EXERCISE INSTRUCTIONS: Gather the lines from the material that contain "strength".

MATERIAL PROVIDED:
+---+
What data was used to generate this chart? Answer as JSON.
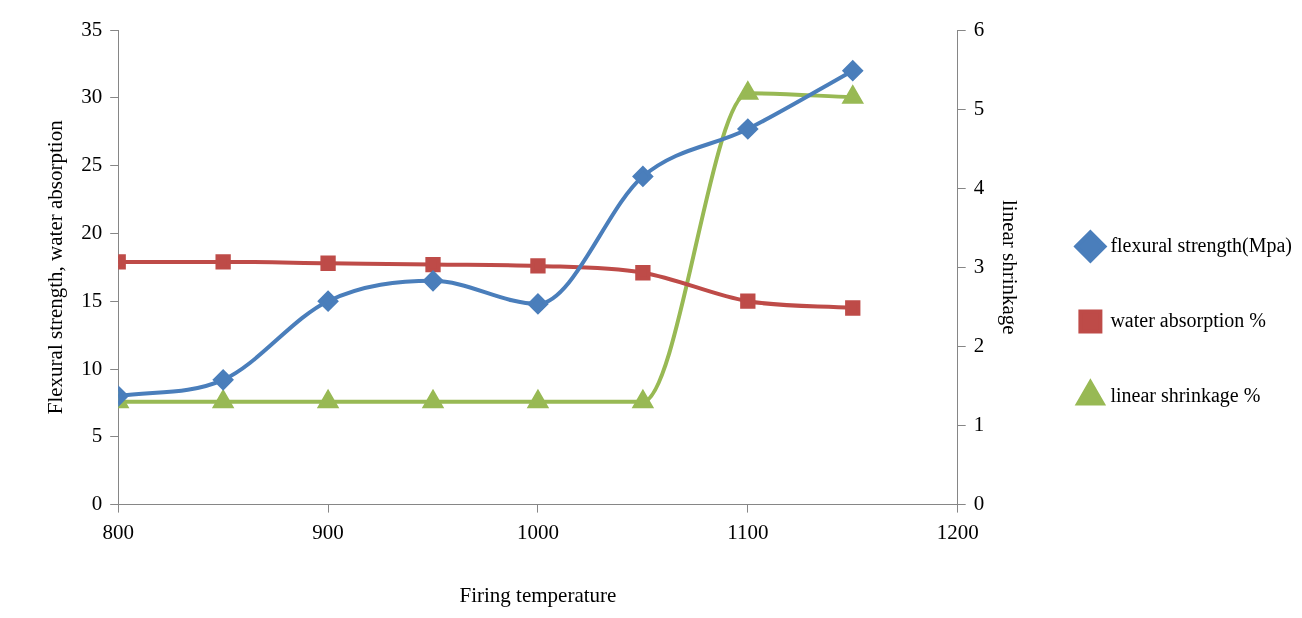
{
  "chart_data": {
    "type": "line",
    "xlabel": "Firing temperature",
    "ylabel": "Flexural strength, water absorption",
    "y2label": "linear shrinkage",
    "x": [
      800,
      850,
      900,
      950,
      1000,
      1050,
      1100,
      1150
    ],
    "series": [
      {
        "name": "flexural strength(Mpa)",
        "color": "#4a7ebb",
        "marker": "diamond",
        "values": [
          8,
          9.2,
          15,
          16.5,
          14.8,
          24.2,
          27.7,
          32
        ]
      },
      {
        "name": "water absorption %",
        "color": "#be4b48",
        "marker": "square",
        "values": [
          17.9,
          17.9,
          17.8,
          17.7,
          17.6,
          17.1,
          15,
          14.5
        ]
      },
      {
        "name": "linear shrinkage %",
        "color": "#98b954",
        "marker": "triangle",
        "axis": "y2",
        "values": [
          1.3,
          1.3,
          1.3,
          1.3,
          1.3,
          1.3,
          5.2,
          5.15
        ]
      }
    ],
    "xlim": [
      800,
      1200
    ],
    "xticks": [
      800,
      900,
      1000,
      1100,
      1200
    ],
    "ylim": [
      0,
      35
    ],
    "yticks": [
      0,
      5,
      10,
      15,
      20,
      25,
      30,
      35
    ],
    "y2lim": [
      0,
      6
    ],
    "y2ticks": [
      0,
      1,
      2,
      3,
      4,
      5,
      6
    ],
    "grid": false,
    "legend": "right"
  }
}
+---+
OUTPUT BELOW:
    "ylabel": "Flexural strength, water absorption",
        "name": "flexural strength(Mpa)",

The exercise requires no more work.